### Job
Go through the entries and count the lines with the string "title" in them. Give only that number.

── Supplied entries ──

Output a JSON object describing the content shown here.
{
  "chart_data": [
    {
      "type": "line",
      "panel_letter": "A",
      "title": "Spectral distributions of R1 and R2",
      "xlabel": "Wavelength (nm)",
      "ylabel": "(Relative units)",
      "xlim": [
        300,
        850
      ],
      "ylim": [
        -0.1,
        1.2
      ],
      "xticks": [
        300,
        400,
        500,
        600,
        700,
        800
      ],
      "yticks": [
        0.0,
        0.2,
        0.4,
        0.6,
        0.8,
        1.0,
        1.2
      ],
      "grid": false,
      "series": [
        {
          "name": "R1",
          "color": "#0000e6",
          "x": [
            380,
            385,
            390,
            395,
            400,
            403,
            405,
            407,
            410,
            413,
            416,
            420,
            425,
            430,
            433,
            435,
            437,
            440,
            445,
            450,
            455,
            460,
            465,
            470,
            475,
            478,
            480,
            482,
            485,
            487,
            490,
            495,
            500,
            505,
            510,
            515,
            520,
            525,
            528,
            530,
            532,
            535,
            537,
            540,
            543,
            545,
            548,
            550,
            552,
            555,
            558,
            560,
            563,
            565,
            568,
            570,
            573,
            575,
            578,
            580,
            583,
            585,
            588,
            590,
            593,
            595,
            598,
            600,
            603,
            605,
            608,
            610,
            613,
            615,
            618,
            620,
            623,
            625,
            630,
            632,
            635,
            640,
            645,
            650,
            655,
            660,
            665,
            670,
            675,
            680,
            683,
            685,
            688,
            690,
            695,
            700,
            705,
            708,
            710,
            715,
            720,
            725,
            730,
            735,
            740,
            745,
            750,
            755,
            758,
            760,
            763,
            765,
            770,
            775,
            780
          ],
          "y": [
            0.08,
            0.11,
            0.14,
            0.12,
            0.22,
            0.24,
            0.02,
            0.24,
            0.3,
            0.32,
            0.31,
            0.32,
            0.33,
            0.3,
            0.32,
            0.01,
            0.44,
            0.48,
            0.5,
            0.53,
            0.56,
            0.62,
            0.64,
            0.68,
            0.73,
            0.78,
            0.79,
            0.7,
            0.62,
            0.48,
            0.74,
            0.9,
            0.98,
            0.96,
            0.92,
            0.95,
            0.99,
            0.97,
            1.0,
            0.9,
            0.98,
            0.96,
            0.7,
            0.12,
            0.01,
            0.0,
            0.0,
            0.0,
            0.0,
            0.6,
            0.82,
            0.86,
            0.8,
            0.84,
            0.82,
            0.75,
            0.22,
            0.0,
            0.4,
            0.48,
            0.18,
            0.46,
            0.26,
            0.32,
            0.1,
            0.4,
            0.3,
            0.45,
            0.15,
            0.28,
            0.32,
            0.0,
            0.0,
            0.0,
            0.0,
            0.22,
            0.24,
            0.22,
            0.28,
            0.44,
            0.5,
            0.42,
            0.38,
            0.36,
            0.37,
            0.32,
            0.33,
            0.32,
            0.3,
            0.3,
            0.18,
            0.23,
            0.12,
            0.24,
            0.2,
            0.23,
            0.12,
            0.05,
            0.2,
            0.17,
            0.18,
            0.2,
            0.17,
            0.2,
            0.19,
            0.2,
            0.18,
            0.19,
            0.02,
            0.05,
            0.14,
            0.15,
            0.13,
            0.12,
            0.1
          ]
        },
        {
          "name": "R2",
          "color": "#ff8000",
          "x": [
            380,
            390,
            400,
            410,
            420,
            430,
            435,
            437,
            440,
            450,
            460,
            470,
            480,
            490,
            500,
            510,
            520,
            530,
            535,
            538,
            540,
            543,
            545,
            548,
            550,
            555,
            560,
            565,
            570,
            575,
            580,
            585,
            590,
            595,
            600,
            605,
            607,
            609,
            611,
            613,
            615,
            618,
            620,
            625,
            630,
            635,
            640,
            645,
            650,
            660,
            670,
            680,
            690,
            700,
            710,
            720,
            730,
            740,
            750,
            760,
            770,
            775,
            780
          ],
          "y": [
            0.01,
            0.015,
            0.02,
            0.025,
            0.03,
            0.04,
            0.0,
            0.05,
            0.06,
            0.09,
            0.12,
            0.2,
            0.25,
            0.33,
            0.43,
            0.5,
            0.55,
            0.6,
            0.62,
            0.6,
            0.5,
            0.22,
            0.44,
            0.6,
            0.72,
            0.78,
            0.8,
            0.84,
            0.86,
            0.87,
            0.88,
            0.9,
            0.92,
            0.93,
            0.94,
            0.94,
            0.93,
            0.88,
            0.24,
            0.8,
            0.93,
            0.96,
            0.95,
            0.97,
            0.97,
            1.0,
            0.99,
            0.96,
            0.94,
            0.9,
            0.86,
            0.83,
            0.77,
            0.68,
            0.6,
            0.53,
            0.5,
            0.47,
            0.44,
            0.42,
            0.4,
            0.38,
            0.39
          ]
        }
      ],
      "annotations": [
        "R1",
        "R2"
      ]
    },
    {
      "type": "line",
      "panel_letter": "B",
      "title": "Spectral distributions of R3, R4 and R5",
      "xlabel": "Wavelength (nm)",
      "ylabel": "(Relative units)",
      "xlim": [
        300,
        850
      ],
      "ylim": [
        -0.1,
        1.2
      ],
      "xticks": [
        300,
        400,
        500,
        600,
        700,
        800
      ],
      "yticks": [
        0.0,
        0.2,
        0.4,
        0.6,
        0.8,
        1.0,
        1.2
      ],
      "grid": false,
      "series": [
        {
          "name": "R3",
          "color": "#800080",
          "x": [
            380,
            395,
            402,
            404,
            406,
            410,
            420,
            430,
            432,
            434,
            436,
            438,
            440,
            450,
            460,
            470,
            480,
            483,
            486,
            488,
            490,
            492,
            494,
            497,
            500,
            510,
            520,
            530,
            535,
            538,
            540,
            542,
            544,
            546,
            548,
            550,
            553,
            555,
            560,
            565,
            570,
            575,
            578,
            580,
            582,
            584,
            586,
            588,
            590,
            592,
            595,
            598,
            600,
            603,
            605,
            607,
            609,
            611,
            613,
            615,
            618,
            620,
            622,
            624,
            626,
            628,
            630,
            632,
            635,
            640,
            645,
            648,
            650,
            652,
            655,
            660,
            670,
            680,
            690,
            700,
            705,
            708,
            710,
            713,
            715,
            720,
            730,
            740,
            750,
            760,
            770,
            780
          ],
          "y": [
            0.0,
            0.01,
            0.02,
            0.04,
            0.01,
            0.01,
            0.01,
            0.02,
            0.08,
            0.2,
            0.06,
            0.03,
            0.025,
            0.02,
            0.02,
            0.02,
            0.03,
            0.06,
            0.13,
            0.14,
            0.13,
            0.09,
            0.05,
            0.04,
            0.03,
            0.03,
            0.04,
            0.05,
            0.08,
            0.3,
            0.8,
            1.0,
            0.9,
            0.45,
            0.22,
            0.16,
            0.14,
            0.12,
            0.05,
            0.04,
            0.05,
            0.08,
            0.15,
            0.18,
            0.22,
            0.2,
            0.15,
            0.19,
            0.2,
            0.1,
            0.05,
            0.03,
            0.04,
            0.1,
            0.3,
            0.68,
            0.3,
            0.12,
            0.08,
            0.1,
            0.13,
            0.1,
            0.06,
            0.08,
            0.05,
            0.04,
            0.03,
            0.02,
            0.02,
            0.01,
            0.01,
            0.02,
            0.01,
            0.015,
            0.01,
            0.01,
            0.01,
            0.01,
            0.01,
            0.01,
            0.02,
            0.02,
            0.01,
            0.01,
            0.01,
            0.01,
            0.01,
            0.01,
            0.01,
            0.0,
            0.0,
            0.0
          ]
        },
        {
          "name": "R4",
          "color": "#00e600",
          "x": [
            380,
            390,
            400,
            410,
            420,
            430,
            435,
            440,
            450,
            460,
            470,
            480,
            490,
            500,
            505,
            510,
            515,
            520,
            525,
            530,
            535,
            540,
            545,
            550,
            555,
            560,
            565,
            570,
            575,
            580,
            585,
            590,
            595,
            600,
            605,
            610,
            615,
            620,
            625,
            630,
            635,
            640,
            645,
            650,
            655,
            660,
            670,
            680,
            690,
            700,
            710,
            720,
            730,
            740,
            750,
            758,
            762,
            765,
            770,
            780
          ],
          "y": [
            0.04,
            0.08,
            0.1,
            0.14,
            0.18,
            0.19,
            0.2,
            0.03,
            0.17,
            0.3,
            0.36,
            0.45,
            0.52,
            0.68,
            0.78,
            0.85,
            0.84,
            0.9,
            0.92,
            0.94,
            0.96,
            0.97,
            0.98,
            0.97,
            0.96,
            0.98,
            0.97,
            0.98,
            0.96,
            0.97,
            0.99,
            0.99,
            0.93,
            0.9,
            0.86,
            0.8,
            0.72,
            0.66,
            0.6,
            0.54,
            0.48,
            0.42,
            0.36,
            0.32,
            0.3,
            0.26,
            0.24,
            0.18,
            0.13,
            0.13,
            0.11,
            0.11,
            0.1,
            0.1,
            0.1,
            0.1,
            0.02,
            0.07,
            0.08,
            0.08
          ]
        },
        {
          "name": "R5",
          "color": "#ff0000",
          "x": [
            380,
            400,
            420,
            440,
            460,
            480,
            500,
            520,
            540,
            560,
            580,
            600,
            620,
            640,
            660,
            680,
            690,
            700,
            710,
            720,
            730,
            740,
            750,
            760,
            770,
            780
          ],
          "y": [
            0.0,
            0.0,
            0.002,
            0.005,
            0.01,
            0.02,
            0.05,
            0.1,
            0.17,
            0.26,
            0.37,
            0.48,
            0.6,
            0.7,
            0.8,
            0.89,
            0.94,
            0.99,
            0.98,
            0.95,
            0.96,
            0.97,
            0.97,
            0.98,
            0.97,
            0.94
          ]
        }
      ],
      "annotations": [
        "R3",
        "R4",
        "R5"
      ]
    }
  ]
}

───

### Full output
2